▸ **What is required**
Find each line with the string "analgesics" and copy it.
* * *
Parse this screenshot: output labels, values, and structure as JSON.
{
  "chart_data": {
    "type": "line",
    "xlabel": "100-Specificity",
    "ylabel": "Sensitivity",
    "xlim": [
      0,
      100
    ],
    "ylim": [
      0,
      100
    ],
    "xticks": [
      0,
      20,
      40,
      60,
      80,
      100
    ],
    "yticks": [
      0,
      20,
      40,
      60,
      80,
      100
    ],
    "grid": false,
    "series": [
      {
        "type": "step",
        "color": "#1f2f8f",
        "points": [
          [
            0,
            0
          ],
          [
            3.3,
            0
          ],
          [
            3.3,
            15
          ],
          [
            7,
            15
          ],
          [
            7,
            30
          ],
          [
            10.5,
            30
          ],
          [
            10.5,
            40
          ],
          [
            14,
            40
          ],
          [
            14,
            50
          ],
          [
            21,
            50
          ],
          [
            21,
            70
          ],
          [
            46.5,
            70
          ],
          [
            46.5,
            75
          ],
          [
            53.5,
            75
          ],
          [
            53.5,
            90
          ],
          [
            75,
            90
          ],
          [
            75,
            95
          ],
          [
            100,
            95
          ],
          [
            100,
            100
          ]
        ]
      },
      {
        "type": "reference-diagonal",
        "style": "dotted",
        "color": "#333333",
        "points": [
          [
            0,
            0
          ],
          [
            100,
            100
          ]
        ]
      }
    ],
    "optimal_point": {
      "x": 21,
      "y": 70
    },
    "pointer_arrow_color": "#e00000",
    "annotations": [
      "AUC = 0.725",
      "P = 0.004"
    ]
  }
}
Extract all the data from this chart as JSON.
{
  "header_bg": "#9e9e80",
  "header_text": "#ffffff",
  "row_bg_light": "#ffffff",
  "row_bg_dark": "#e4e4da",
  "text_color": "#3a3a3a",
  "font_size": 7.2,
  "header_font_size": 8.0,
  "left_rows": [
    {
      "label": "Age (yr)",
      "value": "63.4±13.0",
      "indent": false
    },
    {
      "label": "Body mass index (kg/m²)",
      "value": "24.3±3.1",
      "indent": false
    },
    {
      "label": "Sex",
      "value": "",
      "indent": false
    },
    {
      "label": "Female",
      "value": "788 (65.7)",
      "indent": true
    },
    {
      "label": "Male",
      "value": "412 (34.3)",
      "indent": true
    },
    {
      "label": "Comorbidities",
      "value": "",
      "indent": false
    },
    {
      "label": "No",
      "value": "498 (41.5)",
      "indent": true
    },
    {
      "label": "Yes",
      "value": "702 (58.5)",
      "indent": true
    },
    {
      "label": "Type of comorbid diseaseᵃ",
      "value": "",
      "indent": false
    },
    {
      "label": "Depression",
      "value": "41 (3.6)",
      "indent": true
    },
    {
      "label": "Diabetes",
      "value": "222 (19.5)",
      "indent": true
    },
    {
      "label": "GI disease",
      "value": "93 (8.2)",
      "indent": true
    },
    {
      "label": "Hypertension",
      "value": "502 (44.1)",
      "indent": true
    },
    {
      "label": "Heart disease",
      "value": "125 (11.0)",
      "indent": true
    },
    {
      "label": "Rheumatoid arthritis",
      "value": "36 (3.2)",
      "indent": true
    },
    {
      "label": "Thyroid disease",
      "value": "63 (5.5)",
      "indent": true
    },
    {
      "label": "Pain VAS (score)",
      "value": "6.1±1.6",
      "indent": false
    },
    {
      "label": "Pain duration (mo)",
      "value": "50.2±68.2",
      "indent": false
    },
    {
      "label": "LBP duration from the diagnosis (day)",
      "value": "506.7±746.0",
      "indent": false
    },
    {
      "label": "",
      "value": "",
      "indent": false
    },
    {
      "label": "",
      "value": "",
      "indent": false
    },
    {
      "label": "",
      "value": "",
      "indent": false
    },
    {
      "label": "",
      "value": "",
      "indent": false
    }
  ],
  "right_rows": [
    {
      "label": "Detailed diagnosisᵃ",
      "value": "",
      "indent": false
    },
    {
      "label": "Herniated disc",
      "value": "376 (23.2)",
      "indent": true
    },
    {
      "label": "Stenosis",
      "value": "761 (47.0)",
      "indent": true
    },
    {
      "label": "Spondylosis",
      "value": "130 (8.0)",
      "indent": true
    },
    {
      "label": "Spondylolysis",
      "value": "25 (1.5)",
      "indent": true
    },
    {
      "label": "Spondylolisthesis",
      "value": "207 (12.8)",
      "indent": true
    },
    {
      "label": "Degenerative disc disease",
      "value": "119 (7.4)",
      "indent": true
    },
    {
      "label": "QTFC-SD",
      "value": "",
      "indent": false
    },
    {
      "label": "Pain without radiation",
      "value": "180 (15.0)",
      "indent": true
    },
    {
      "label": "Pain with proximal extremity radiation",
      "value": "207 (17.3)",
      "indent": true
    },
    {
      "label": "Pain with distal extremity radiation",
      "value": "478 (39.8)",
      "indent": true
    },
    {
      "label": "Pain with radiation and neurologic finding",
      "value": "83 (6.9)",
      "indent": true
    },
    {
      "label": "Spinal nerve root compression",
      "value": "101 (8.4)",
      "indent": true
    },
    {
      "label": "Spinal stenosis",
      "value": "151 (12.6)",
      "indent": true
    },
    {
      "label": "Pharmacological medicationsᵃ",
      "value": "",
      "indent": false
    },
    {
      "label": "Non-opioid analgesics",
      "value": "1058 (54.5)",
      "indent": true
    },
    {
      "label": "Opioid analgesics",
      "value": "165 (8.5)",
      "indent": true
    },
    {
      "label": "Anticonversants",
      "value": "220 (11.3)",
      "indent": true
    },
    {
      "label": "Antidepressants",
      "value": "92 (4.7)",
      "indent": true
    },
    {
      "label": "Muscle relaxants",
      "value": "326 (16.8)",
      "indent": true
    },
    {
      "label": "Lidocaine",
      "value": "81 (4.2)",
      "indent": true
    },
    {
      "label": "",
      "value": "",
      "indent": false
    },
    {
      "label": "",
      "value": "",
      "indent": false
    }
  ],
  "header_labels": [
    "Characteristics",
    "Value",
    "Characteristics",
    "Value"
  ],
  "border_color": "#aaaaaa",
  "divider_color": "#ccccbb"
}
* * *
▸ **Written response**
      "label": "Non-opioid analgesics",
      "label": "Opioid analgesics",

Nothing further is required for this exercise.